--- start Records for the task ---

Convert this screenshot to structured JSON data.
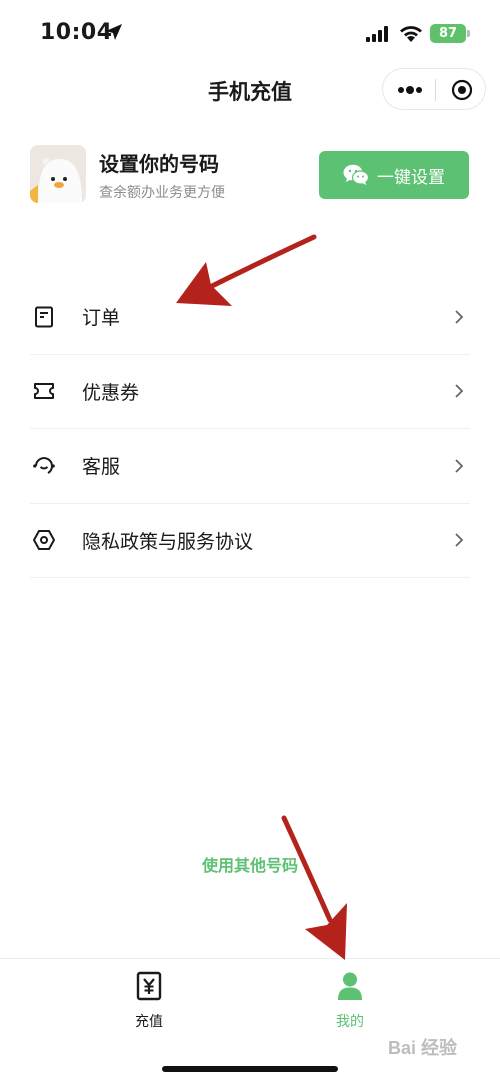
{
  "status_bar": {
    "time": "10:04",
    "battery": "87"
  },
  "nav": {
    "title": "手机充值"
  },
  "profile": {
    "title": "设置你的号码",
    "subtitle": "查余额办业务更方便",
    "button_label": "一键设置"
  },
  "menu": {
    "items": [
      {
        "label": "订单",
        "icon": "order-icon"
      },
      {
        "label": "优惠券",
        "icon": "coupon-icon"
      },
      {
        "label": "客服",
        "icon": "customer-service-icon"
      },
      {
        "label": "隐私政策与服务协议",
        "icon": "privacy-icon"
      }
    ]
  },
  "other_number_link": "使用其他号码",
  "tabs": [
    {
      "label": "充值",
      "icon": "yen-bill-icon",
      "active": false
    },
    {
      "label": "我的",
      "icon": "user-icon",
      "active": true
    }
  ],
  "watermark": "Bai 经验",
  "colors": {
    "accent": "#5cc172",
    "annotation_arrow": "#b3231c"
  }
}
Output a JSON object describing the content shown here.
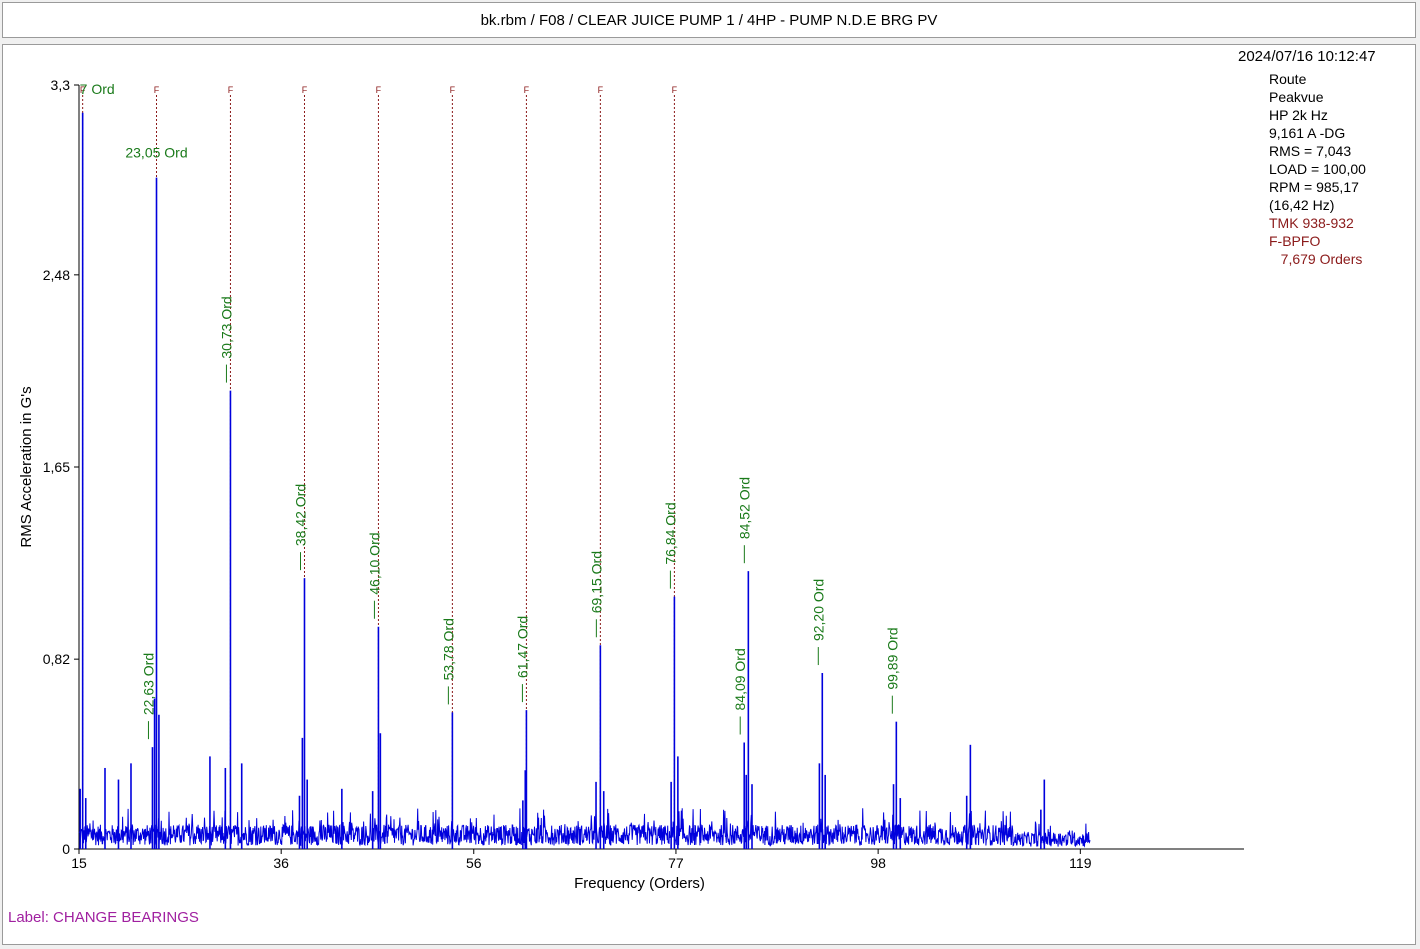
{
  "window": {
    "title": "bk.rbm / F08 / CLEAR JUICE PUMP 1 / 4HP - PUMP N.D.E BRG PV"
  },
  "info": {
    "timestamp": "2024/07/16 10:12:47",
    "lines": [
      "Route",
      "Peakvue",
      "HP 2k Hz",
      "9,161 A -DG",
      "RMS = 7,043",
      "LOAD = 100,00",
      "RPM = 985,17",
      "(16,42 Hz)"
    ],
    "fault_lines": [
      "TMK 938-932",
      "F-BPFO",
      "   7,679 Orders"
    ],
    "fault_color": "#8b1a1a"
  },
  "footer": {
    "label": "Label: CHANGE BEARINGS"
  },
  "chart_data": {
    "type": "line",
    "xlabel": "Frequency (Orders)",
    "ylabel": "RMS Acceleration in G's",
    "x_range": [
      15,
      136
    ],
    "y_range": [
      0,
      3.3
    ],
    "x_ticks": [
      15,
      36,
      56,
      77,
      98,
      119
    ],
    "x_tick_labels": [
      "15",
      "36",
      "56",
      "77",
      "98",
      "119"
    ],
    "y_ticks": [
      0,
      0.82,
      1.65,
      2.48,
      3.3
    ],
    "y_tick_labels": [
      "0",
      "0,82",
      "1,65",
      "2,48",
      "3,3"
    ],
    "series_color": "#0000dd",
    "marker_color": "#8b1a1a",
    "label_color": "#1a7a1a",
    "fault_markers": {
      "label": "F",
      "x": [
        15.38,
        23.05,
        30.73,
        38.42,
        46.1,
        53.78,
        61.47,
        69.15,
        76.84
      ]
    },
    "peak_labels": [
      {
        "x": 15.38,
        "y": 3.18,
        "text": "7 Ord",
        "orient": "h"
      },
      {
        "x": 23.05,
        "y": 2.9,
        "text": "23,05 Ord",
        "orient": "h"
      },
      {
        "x": 22.63,
        "y": 0.44,
        "text": "22,63 Ord",
        "orient": "v"
      },
      {
        "x": 30.73,
        "y": 1.98,
        "text": "30,73 Ord",
        "orient": "v"
      },
      {
        "x": 38.42,
        "y": 1.17,
        "text": "38,42 Ord",
        "orient": "v"
      },
      {
        "x": 46.1,
        "y": 0.96,
        "text": "46,10 Ord",
        "orient": "v"
      },
      {
        "x": 53.78,
        "y": 0.59,
        "text": "53,78 Ord",
        "orient": "v"
      },
      {
        "x": 61.47,
        "y": 0.6,
        "text": "61,47 Ord",
        "orient": "v"
      },
      {
        "x": 69.15,
        "y": 0.88,
        "text": "69,15 Ord",
        "orient": "v"
      },
      {
        "x": 76.84,
        "y": 1.09,
        "text": "76,84 Ord",
        "orient": "v"
      },
      {
        "x": 84.09,
        "y": 0.46,
        "text": "84,09 Ord",
        "orient": "v"
      },
      {
        "x": 84.52,
        "y": 1.2,
        "text": "84,52 Ord",
        "orient": "v"
      },
      {
        "x": 92.2,
        "y": 0.76,
        "text": "92,20 Ord",
        "orient": "v"
      },
      {
        "x": 99.89,
        "y": 0.55,
        "text": "99,89 Ord",
        "orient": "v"
      }
    ],
    "peaks": [
      {
        "x": 15.38,
        "y": 3.18
      },
      {
        "x": 15.12,
        "y": 0.26
      },
      {
        "x": 15.7,
        "y": 0.22
      },
      {
        "x": 17.7,
        "y": 0.35
      },
      {
        "x": 19.1,
        "y": 0.3
      },
      {
        "x": 20.4,
        "y": 0.37
      },
      {
        "x": 22.63,
        "y": 0.44
      },
      {
        "x": 23.05,
        "y": 2.9
      },
      {
        "x": 22.85,
        "y": 0.65
      },
      {
        "x": 23.3,
        "y": 0.58
      },
      {
        "x": 28.6,
        "y": 0.4
      },
      {
        "x": 30.2,
        "y": 0.35
      },
      {
        "x": 30.73,
        "y": 1.98
      },
      {
        "x": 31.9,
        "y": 0.37
      },
      {
        "x": 37.9,
        "y": 0.23
      },
      {
        "x": 38.2,
        "y": 0.48
      },
      {
        "x": 38.42,
        "y": 1.17
      },
      {
        "x": 38.7,
        "y": 0.3
      },
      {
        "x": 42.3,
        "y": 0.26
      },
      {
        "x": 45.5,
        "y": 0.25
      },
      {
        "x": 46.1,
        "y": 0.96
      },
      {
        "x": 46.3,
        "y": 0.5
      },
      {
        "x": 53.78,
        "y": 0.59
      },
      {
        "x": 61.1,
        "y": 0.21
      },
      {
        "x": 61.47,
        "y": 0.6
      },
      {
        "x": 61.35,
        "y": 0.34
      },
      {
        "x": 68.7,
        "y": 0.29
      },
      {
        "x": 69.15,
        "y": 0.88
      },
      {
        "x": 69.5,
        "y": 0.25
      },
      {
        "x": 76.5,
        "y": 0.29
      },
      {
        "x": 76.84,
        "y": 1.09
      },
      {
        "x": 77.2,
        "y": 0.4
      },
      {
        "x": 84.09,
        "y": 0.46
      },
      {
        "x": 84.52,
        "y": 1.2
      },
      {
        "x": 84.3,
        "y": 0.32
      },
      {
        "x": 84.9,
        "y": 0.28
      },
      {
        "x": 91.9,
        "y": 0.37
      },
      {
        "x": 92.2,
        "y": 0.76
      },
      {
        "x": 92.5,
        "y": 0.32
      },
      {
        "x": 99.6,
        "y": 0.28
      },
      {
        "x": 99.89,
        "y": 0.55
      },
      {
        "x": 100.3,
        "y": 0.22
      },
      {
        "x": 107.2,
        "y": 0.23
      },
      {
        "x": 107.58,
        "y": 0.45
      },
      {
        "x": 114.9,
        "y": 0.17
      },
      {
        "x": 115.26,
        "y": 0.3
      }
    ],
    "noise": {
      "x_start": 15,
      "x_end": 120,
      "mean": 0.05,
      "spread": 0.09
    }
  }
}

--- end Records for the task ---

--- Exercise description ---
Retype the whole listing exactly and leave the pictures out.

--- Full answer ---
Convert this screenshot to structured JSON data.
{
  "status_bar": {
    "time": "10:04",
    "battery": "87"
  },
  "nav": {
    "title": "手机充值"
  },
  "profile": {
    "title": "设置你的号码",
    "subtitle": "查余额办业务更方便",
    "button_label": "一键设置"
  },
  "menu": {
    "items": [
      {
        "label": "订单",
        "icon": "order-icon"
      },
      {
        "label": "优惠券",
        "icon": "coupon-icon"
      },
      {
        "label": "客服",
        "icon": "customer-service-icon"
      },
      {
        "label": "隐私政策与服务协议",
        "icon": "privacy-icon"
      }
    ]
  },
  "other_number_link": "使用其他号码",
  "tabs": [
    {
      "label": "充值",
      "icon": "yen-bill-icon",
      "active": false
    },
    {
      "label": "我的",
      "icon": "user-icon",
      "active": true
    }
  ],
  "watermark": "Bai 经验",
  "colors": {
    "accent": "#5cc172",
    "annotation_arrow": "#b3231c"
  }
}
Output a JSON object describing the content shown here.
{
  "window": {
    "title": "bk.rbm / F08 / CLEAR JUICE PUMP 1 / 4HP - PUMP N.D.E BRG PV"
  },
  "info": {
    "timestamp": "2024/07/16 10:12:47",
    "lines": [
      "Route",
      "Peakvue",
      "HP 2k Hz",
      "9,161 A -DG",
      "RMS = 7,043",
      "LOAD = 100,00",
      "RPM = 985,17",
      "(16,42 Hz)"
    ],
    "fault_lines": [
      "TMK 938-932",
      "F-BPFO",
      "   7,679 Orders"
    ],
    "fault_color": "#8b1a1a"
  },
  "footer": {
    "label": "Label: CHANGE BEARINGS"
  },
  "chart_data": {
    "type": "line",
    "xlabel": "Frequency (Orders)",
    "ylabel": "RMS Acceleration in G's",
    "x_range": [
      15,
      136
    ],
    "y_range": [
      0,
      3.3
    ],
    "x_ticks": [
      15,
      36,
      56,
      77,
      98,
      119
    ],
    "x_tick_labels": [
      "15",
      "36",
      "56",
      "77",
      "98",
      "119"
    ],
    "y_ticks": [
      0,
      0.82,
      1.65,
      2.48,
      3.3
    ],
    "y_tick_labels": [
      "0",
      "0,82",
      "1,65",
      "2,48",
      "3,3"
    ],
    "series_color": "#0000dd",
    "marker_color": "#8b1a1a",
    "label_color": "#1a7a1a",
    "fault_markers": {
      "label": "F",
      "x": [
        15.38,
        23.05,
        30.73,
        38.42,
        46.1,
        53.78,
        61.47,
        69.15,
        76.84
      ]
    },
    "peak_labels": [
      {
        "x": 15.38,
        "y": 3.18,
        "text": "7 Ord",
        "orient": "h"
      },
      {
        "x": 23.05,
        "y": 2.9,
        "text": "23,05 Ord",
        "orient": "h"
      },
      {
        "x": 22.63,
        "y": 0.44,
        "text": "22,63 Ord",
        "orient": "v"
      },
      {
        "x": 30.73,
        "y": 1.98,
        "text": "30,73 Ord",
        "orient": "v"
      },
      {
        "x": 38.42,
        "y": 1.17,
        "text": "38,42 Ord",
        "orient": "v"
      },
      {
        "x": 46.1,
        "y": 0.96,
        "text": "46,10 Ord",
        "orient": "v"
      },
      {
        "x": 53.78,
        "y": 0.59,
        "text": "53,78 Ord",
        "orient": "v"
      },
      {
        "x": 61.47,
        "y": 0.6,
        "text": "61,47 Ord",
        "orient": "v"
      },
      {
        "x": 69.15,
        "y": 0.88,
        "text": "69,15 Ord",
        "orient": "v"
      },
      {
        "x": 76.84,
        "y": 1.09,
        "text": "76,84 Ord",
        "orient": "v"
      },
      {
        "x": 84.09,
        "y": 0.46,
        "text": "84,09 Ord",
        "orient": "v"
      },
      {
        "x": 84.52,
        "y": 1.2,
        "text": "84,52 Ord",
        "orient": "v"
      },
      {
        "x": 92.2,
        "y": 0.76,
        "text": "92,20 Ord",
        "orient": "v"
      },
      {
        "x": 99.89,
        "y": 0.55,
        "text": "99,89 Ord",
        "orient": "v"
      }
    ],
    "peaks": [
      {
        "x": 15.38,
        "y": 3.18
      },
      {
        "x": 15.12,
        "y": 0.26
      },
      {
        "x": 15.7,
        "y": 0.22
      },
      {
        "x": 17.7,
        "y": 0.35
      },
      {
        "x": 19.1,
        "y": 0.3
      },
      {
        "x": 20.4,
        "y": 0.37
      },
      {
        "x": 22.63,
        "y": 0.44
      },
      {
        "x": 23.05,
        "y": 2.9
      },
      {
        "x": 22.85,
        "y": 0.65
      },
      {
        "x": 23.3,
        "y": 0.58
      },
      {
        "x": 28.6,
        "y": 0.4
      },
      {
        "x": 30.2,
        "y": 0.35
      },
      {
        "x": 30.73,
        "y": 1.98
      },
      {
        "x": 31.9,
        "y": 0.37
      },
      {
        "x": 37.9,
        "y": 0.23
      },
      {
        "x": 38.2,
        "y": 0.48
      },
      {
        "x": 38.42,
        "y": 1.17
      },
      {
        "x": 38.7,
        "y": 0.3
      },
      {
        "x": 42.3,
        "y": 0.26
      },
      {
        "x": 45.5,
        "y": 0.25
      },
      {
        "x": 46.1,
        "y": 0.96
      },
      {
        "x": 46.3,
        "y": 0.5
      },
      {
        "x": 53.78,
        "y": 0.59
      },
      {
        "x": 61.1,
        "y": 0.21
      },
      {
        "x": 61.47,
        "y": 0.6
      },
      {
        "x": 61.35,
        "y": 0.34
      },
      {
        "x": 68.7,
        "y": 0.29
      },
      {
        "x": 69.15,
        "y": 0.88
      },
      {
        "x": 69.5,
        "y": 0.25
      },
      {
        "x": 76.5,
        "y": 0.29
      },
      {
        "x": 76.84,
        "y": 1.09
      },
      {
        "x": 77.2,
        "y": 0.4
      },
      {
        "x": 84.09,
        "y": 0.46
      },
      {
        "x": 84.52,
        "y": 1.2
      },
      {
        "x": 84.3,
        "y": 0.32
      },
      {
        "x": 84.9,
        "y": 0.28
      },
      {
        "x": 91.9,
        "y": 0.37
      },
      {
        "x": 92.2,
        "y": 0.76
      },
      {
        "x": 92.5,
        "y": 0.32
      },
      {
        "x": 99.6,
        "y": 0.28
      },
      {
        "x": 99.89,
        "y": 0.55
      },
      {
        "x": 100.3,
        "y": 0.22
      },
      {
        "x": 107.2,
        "y": 0.23
      },
      {
        "x": 107.58,
        "y": 0.45
      },
      {
        "x": 114.9,
        "y": 0.17
      },
      {
        "x": 115.26,
        "y": 0.3
      }
    ],
    "noise": {
      "x_start": 15,
      "x_end": 120,
      "mean": 0.05,
      "spread": 0.09
    }
  }
}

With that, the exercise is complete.